§ STATED TASK
How many of the lines below include "ylabel"? Give the number and no other words.

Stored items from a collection
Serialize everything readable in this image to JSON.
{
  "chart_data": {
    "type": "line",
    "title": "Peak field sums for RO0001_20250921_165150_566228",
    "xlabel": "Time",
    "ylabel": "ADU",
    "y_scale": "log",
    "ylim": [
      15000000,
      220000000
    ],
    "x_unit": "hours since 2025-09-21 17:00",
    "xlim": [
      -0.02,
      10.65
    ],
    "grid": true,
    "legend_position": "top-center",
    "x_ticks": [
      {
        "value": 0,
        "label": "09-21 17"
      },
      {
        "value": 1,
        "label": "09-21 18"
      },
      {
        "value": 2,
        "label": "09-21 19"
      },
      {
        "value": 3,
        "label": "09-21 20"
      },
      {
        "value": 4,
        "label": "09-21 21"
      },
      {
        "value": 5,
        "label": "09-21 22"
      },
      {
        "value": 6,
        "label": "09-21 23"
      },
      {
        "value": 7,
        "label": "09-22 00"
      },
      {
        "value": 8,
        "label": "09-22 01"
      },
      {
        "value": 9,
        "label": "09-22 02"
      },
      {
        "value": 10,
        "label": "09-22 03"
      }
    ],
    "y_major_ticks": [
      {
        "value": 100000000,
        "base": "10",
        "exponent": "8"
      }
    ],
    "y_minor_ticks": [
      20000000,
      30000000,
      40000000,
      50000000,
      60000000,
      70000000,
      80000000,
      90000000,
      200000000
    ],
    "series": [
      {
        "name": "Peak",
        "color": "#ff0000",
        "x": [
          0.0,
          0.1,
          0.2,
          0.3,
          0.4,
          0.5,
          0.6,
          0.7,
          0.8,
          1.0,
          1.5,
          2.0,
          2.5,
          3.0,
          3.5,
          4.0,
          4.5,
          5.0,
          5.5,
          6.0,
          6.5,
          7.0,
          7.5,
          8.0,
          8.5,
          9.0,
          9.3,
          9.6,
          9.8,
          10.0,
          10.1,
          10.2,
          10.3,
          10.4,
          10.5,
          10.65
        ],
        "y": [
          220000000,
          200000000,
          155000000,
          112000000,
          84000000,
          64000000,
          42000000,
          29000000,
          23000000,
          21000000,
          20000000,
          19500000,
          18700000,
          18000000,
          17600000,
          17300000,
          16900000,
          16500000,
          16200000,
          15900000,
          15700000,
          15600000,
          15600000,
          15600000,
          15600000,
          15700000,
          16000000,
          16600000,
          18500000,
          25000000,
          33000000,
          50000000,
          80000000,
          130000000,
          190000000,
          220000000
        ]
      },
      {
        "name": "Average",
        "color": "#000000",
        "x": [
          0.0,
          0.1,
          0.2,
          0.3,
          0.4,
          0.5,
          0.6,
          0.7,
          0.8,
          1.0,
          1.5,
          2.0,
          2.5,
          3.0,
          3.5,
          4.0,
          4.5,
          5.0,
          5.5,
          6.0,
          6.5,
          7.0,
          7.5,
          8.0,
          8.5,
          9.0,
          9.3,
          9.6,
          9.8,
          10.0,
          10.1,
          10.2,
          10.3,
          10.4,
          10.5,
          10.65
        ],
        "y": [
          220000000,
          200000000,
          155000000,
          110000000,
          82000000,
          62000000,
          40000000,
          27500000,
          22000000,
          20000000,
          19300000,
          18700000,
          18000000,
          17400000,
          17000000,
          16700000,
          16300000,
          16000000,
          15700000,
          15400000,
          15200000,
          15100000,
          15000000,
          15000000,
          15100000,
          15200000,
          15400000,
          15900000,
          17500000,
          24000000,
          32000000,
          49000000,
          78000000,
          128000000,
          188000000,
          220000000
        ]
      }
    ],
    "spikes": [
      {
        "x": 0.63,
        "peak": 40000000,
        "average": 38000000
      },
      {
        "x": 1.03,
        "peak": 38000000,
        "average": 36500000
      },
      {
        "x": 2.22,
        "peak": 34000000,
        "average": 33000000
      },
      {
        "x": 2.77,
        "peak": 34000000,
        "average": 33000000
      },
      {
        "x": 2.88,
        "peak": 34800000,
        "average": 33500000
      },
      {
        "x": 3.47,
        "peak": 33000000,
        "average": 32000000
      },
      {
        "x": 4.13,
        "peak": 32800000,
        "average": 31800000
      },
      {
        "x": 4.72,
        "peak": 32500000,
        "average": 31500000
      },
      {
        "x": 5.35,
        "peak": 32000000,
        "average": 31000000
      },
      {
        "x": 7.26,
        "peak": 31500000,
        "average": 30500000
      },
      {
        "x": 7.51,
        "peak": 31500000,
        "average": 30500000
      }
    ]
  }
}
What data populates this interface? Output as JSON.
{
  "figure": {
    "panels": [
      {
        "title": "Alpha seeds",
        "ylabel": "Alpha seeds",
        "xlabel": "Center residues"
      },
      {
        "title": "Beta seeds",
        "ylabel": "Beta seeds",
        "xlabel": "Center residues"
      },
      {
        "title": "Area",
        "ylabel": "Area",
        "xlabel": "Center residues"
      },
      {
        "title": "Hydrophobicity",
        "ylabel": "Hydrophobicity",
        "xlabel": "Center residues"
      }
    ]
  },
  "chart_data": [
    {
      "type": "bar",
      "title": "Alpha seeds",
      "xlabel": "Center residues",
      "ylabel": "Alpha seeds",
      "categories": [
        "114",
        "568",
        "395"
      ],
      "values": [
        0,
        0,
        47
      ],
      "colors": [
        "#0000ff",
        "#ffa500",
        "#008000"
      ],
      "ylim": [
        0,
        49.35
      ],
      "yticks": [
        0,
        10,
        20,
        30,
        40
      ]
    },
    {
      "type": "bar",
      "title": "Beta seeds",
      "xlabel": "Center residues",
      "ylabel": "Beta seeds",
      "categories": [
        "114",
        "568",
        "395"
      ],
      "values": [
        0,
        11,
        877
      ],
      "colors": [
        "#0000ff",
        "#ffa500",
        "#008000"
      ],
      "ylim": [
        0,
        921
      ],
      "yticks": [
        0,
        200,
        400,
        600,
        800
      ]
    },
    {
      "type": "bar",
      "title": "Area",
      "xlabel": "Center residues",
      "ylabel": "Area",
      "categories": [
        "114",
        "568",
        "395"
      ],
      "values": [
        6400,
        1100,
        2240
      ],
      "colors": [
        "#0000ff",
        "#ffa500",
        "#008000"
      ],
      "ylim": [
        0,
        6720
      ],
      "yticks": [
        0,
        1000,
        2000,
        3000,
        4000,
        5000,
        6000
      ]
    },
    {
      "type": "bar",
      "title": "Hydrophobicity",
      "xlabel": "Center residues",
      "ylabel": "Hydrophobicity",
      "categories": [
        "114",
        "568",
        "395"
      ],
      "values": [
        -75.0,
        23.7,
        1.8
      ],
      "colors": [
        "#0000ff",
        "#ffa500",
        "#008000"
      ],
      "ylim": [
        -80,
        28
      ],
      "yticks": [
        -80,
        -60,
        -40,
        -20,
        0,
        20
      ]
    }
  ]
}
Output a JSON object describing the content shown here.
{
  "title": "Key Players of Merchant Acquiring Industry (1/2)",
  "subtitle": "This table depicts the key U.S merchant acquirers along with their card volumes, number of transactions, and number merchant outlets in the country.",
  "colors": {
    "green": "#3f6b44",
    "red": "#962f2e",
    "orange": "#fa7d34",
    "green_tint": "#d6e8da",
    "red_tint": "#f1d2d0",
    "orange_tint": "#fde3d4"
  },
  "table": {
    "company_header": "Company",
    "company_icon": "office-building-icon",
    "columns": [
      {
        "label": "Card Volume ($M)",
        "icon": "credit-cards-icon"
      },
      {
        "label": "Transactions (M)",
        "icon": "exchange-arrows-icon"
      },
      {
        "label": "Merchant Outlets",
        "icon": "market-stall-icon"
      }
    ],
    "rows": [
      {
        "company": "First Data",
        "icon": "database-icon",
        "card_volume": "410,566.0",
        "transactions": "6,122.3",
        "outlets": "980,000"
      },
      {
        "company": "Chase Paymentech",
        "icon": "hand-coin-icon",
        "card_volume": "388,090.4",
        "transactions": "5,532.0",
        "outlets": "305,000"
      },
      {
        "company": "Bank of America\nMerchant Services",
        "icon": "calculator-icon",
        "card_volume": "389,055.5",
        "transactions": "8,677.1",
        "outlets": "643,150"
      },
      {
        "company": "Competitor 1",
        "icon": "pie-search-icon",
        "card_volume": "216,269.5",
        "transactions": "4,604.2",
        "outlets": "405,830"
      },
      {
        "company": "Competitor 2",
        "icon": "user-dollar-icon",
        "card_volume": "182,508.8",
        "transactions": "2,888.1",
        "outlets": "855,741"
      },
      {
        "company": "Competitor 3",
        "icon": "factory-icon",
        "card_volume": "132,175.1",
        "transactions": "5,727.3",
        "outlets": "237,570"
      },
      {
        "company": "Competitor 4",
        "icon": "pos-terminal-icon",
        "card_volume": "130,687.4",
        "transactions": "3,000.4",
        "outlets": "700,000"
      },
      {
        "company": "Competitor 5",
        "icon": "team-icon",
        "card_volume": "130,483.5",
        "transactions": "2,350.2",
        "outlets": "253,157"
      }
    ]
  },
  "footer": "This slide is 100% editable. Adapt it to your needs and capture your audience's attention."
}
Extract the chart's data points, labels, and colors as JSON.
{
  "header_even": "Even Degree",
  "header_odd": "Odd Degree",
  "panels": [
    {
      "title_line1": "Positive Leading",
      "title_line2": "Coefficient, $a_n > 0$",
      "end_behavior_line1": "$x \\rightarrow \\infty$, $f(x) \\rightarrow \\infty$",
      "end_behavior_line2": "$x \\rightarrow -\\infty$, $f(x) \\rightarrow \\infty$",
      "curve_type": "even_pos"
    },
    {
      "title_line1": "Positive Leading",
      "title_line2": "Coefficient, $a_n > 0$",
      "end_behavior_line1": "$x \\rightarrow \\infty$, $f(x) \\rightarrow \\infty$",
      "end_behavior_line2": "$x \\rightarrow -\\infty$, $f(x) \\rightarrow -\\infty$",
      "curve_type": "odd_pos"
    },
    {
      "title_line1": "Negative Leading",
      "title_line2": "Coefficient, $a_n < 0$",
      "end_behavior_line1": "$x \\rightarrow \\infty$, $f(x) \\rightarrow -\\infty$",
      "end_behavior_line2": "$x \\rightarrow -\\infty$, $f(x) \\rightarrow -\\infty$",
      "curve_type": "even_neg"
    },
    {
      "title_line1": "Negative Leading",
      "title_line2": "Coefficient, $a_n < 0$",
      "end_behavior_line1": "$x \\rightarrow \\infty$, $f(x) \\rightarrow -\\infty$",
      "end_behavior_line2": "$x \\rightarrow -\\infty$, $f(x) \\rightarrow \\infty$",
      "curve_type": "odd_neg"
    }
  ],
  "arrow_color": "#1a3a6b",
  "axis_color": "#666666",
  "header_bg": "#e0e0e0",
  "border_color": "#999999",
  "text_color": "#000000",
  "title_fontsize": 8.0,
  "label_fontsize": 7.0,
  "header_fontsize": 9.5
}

§ SOLUTION TO THIS EXERCISE
9